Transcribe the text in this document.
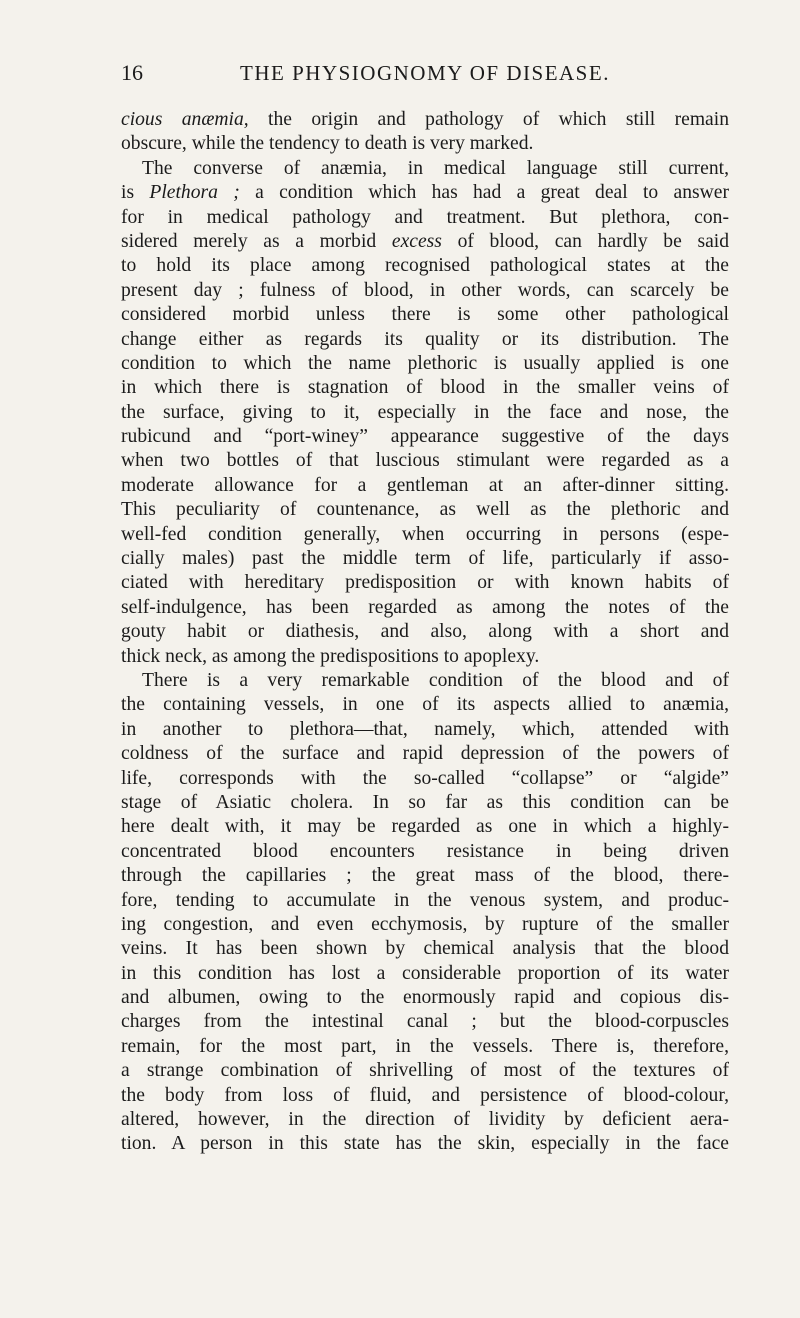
16	THE PHYSIOGNOMY OF DISEASE.
cious anæmia, the origin and pathology of which still remain
obscure, while the tendency to death is very marked.
The converse of anæmia, in medical language still current,
is Plethora ; a condition which has had a great deal to answer
for in medical pathology and treatment. But plethora, con-
sidered merely as a morbid excess of blood, can hardly be said
to hold its place among recognised pathological states at the
present day ; fulness of blood, in other words, can scarcely be
considered morbid unless there is some other pathological
change either as regards its quality or its distribution. The
condition to which the name plethoric is usually applied is one
in which there is stagnation of blood in the smaller veins of
the surface, giving to it, especially in the face and nose, the
rubicund and “port-winey” appearance suggestive of the days
when two bottles of that luscious stimulant were regarded as a
moderate allowance for a gentleman at an after-dinner sitting.
This peculiarity of countenance, as well as the plethoric and
well-fed condition generally, when occurring in persons (espe-
cially males) past the middle term of life, particularly if asso-
ciated with hereditary predisposition or with known habits of
self-indulgence, has been regarded as among the notes of the
gouty habit or diathesis, and also, along with a short and
thick neck, as among the predispositions to apoplexy.
There is a very remarkable condition of the blood and of
the containing vessels, in one of its aspects allied to anæmia,
in another to plethora—that, namely, which, attended with
coldness of the surface and rapid depression of the powers of
life, corresponds with the so-called “collapse” or “algide”
stage of Asiatic cholera. In so far as this condition can be
here dealt with, it may be regarded as one in which a highly-
concentrated blood encounters resistance in being driven
through the capillaries ; the great mass of the blood, there-
fore, tending to accumulate in the venous system, and produc-
ing congestion, and even ecchymosis, by rupture of the smaller
veins. It has been shown by chemical analysis that the blood
in this condition has lost a considerable proportion of its water
and albumen, owing to the enormously rapid and copious dis-
charges from the intestinal canal ; but the blood-corpuscles
remain, for the most part, in the vessels. There is, therefore,
a strange combination of shrivelling of most of the textures of
the body from loss of fluid, and persistence of blood-colour,
altered, however, in the direction of lividity by deficient aera-
tion. A person in this state has the skin, especially in the face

• THE PROBLEM:
Filter the records, keeping only lines that contain "great", and show those lines.

• THE SOLUTION:
is Plethora ; a condition which has had a great deal to answer
through the capillaries ; the great mass of the blood, there-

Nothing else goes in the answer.